Task brief:
Images embedded in the records are excluded; print everything else exactly as given.

Entries shown:
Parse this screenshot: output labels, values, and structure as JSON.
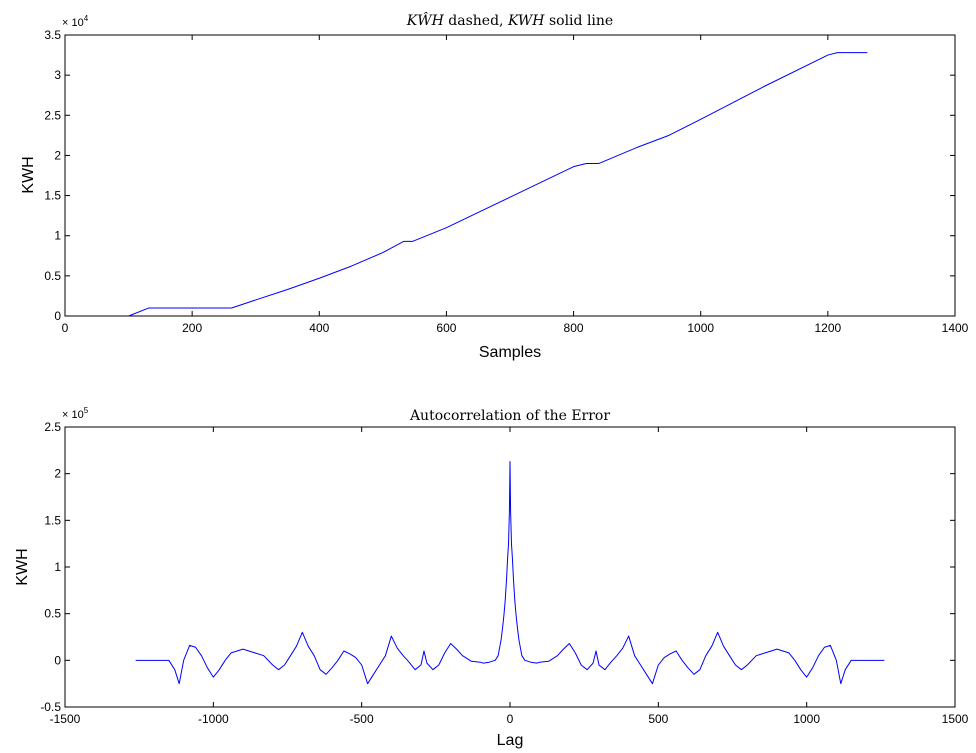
{
  "chart_data": [
    {
      "type": "line",
      "title_parts": [
        "KŴH",
        " dashed, ",
        "KWH",
        " solid line"
      ],
      "xlabel": "Samples",
      "ylabel": "KWH",
      "xlim": [
        0,
        1400
      ],
      "ylim": [
        0,
        35000
      ],
      "xticks": [
        "0",
        "200",
        "400",
        "600",
        "800",
        "1000",
        "1200",
        "1400"
      ],
      "yticks": [
        "0",
        "0.5",
        "1",
        "1.5",
        "2",
        "2.5",
        "3",
        "3.5"
      ],
      "y_multiplier": "× 10",
      "y_multiplier_exp": "4",
      "grid": false,
      "color": "#0000ff",
      "series": [
        {
          "x": [
            100,
            132,
            150,
            200,
            262,
            300,
            350,
            400,
            450,
            500,
            533,
            547,
            600,
            700,
            800,
            820,
            840,
            900,
            950,
            1000,
            1100,
            1200,
            1215,
            1262
          ],
          "y": [
            0,
            1000,
            1000,
            1000,
            1000,
            2000,
            3300,
            4700,
            6200,
            7900,
            9300,
            9300,
            11000,
            14800,
            18600,
            19000,
            19000,
            21000,
            22500,
            24500,
            28600,
            32500,
            32800,
            32800
          ]
        }
      ]
    },
    {
      "type": "line",
      "title": "Autocorrelation of the Error",
      "xlabel": "Lag",
      "ylabel": "KWH",
      "xlim": [
        -1500,
        1500
      ],
      "ylim": [
        -50000,
        250000
      ],
      "xticks": [
        "-1500",
        "-1000",
        "-500",
        "0",
        "500",
        "1000",
        "1500"
      ],
      "yticks": [
        "-0.5",
        "0",
        "0.5",
        "1",
        "1.5",
        "2",
        "2.5"
      ],
      "y_multiplier": "× 10",
      "y_multiplier_exp": "5",
      "grid": false,
      "color": "#0000ff",
      "series": [
        {
          "x": [
            0,
            2,
            5,
            8,
            12,
            16,
            20,
            25,
            30,
            40,
            50,
            70,
            90,
            100,
            130,
            160,
            180,
            200,
            220,
            240,
            260,
            280,
            290,
            300,
            320,
            340,
            360,
            380,
            400,
            420,
            440,
            460,
            480,
            500,
            520,
            540,
            560,
            580,
            600,
            620,
            640,
            660,
            680,
            700,
            720,
            740,
            760,
            780,
            800,
            830,
            860,
            880,
            900,
            920,
            940,
            960,
            980,
            1000,
            1020,
            1040,
            1060,
            1080,
            1100,
            1115,
            1130,
            1150,
            1200,
            1262
          ],
          "y": [
            213000,
            160000,
            125000,
            110000,
            85000,
            65000,
            50000,
            35000,
            22000,
            5000,
            0,
            -2000,
            -3000,
            -2000,
            -1000,
            5000,
            12000,
            18000,
            8000,
            -5000,
            -10000,
            -3000,
            10000,
            -5000,
            -10000,
            -2000,
            5000,
            13000,
            26000,
            5000,
            -5000,
            -15000,
            -25000,
            -5000,
            3000,
            7000,
            10000,
            0,
            -8000,
            -15000,
            -10000,
            5000,
            15000,
            30000,
            15000,
            5000,
            -5000,
            -10000,
            -5000,
            5000,
            8000,
            10000,
            12000,
            10000,
            8000,
            0,
            -10000,
            -18000,
            -8000,
            5000,
            14000,
            16000,
            0,
            -25000,
            -10000,
            0,
            0,
            0
          ]
        }
      ]
    }
  ]
}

Output for this task:
Parse this screenshot: output labels, values, and structure as JSON.
{
  "chart_data": [
    {
      "type": "line",
      "title_parts": [
        "KŴH",
        " dashed, ",
        "KWH",
        " solid line"
      ],
      "xlabel": "Samples",
      "ylabel": "KWH",
      "xlim": [
        0,
        1400
      ],
      "ylim": [
        0,
        35000
      ],
      "xticks": [
        "0",
        "200",
        "400",
        "600",
        "800",
        "1000",
        "1200",
        "1400"
      ],
      "yticks": [
        "0",
        "0.5",
        "1",
        "1.5",
        "2",
        "2.5",
        "3",
        "3.5"
      ],
      "y_multiplier": "× 10",
      "y_multiplier_exp": "4",
      "grid": false,
      "color": "#0000ff",
      "series": [
        {
          "x": [
            100,
            132,
            150,
            200,
            262,
            300,
            350,
            400,
            450,
            500,
            533,
            547,
            600,
            700,
            800,
            820,
            840,
            900,
            950,
            1000,
            1100,
            1200,
            1215,
            1262
          ],
          "y": [
            0,
            1000,
            1000,
            1000,
            1000,
            2000,
            3300,
            4700,
            6200,
            7900,
            9300,
            9300,
            11000,
            14800,
            18600,
            19000,
            19000,
            21000,
            22500,
            24500,
            28600,
            32500,
            32800,
            32800
          ]
        }
      ]
    },
    {
      "type": "line",
      "title": "Autocorrelation of the Error",
      "xlabel": "Lag",
      "ylabel": "KWH",
      "xlim": [
        -1500,
        1500
      ],
      "ylim": [
        -50000,
        250000
      ],
      "xticks": [
        "-1500",
        "-1000",
        "-500",
        "0",
        "500",
        "1000",
        "1500"
      ],
      "yticks": [
        "-0.5",
        "0",
        "0.5",
        "1",
        "1.5",
        "2",
        "2.5"
      ],
      "y_multiplier": "× 10",
      "y_multiplier_exp": "5",
      "grid": false,
      "color": "#0000ff",
      "series": [
        {
          "x": [
            0,
            2,
            5,
            8,
            12,
            16,
            20,
            25,
            30,
            40,
            50,
            70,
            90,
            100,
            130,
            160,
            180,
            200,
            220,
            240,
            260,
            280,
            290,
            300,
            320,
            340,
            360,
            380,
            400,
            420,
            440,
            460,
            480,
            500,
            520,
            540,
            560,
            580,
            600,
            620,
            640,
            660,
            680,
            700,
            720,
            740,
            760,
            780,
            800,
            830,
            860,
            880,
            900,
            920,
            940,
            960,
            980,
            1000,
            1020,
            1040,
            1060,
            1080,
            1100,
            1115,
            1130,
            1150,
            1200,
            1262
          ],
          "y": [
            213000,
            160000,
            125000,
            110000,
            85000,
            65000,
            50000,
            35000,
            22000,
            5000,
            0,
            -2000,
            -3000,
            -2000,
            -1000,
            5000,
            12000,
            18000,
            8000,
            -5000,
            -10000,
            -3000,
            10000,
            -5000,
            -10000,
            -2000,
            5000,
            13000,
            26000,
            5000,
            -5000,
            -15000,
            -25000,
            -5000,
            3000,
            7000,
            10000,
            0,
            -8000,
            -15000,
            -10000,
            5000,
            15000,
            30000,
            15000,
            5000,
            -5000,
            -10000,
            -5000,
            5000,
            8000,
            10000,
            12000,
            10000,
            8000,
            0,
            -10000,
            -18000,
            -8000,
            5000,
            14000,
            16000,
            0,
            -25000,
            -10000,
            0,
            0,
            0
          ]
        }
      ]
    }
  ]
}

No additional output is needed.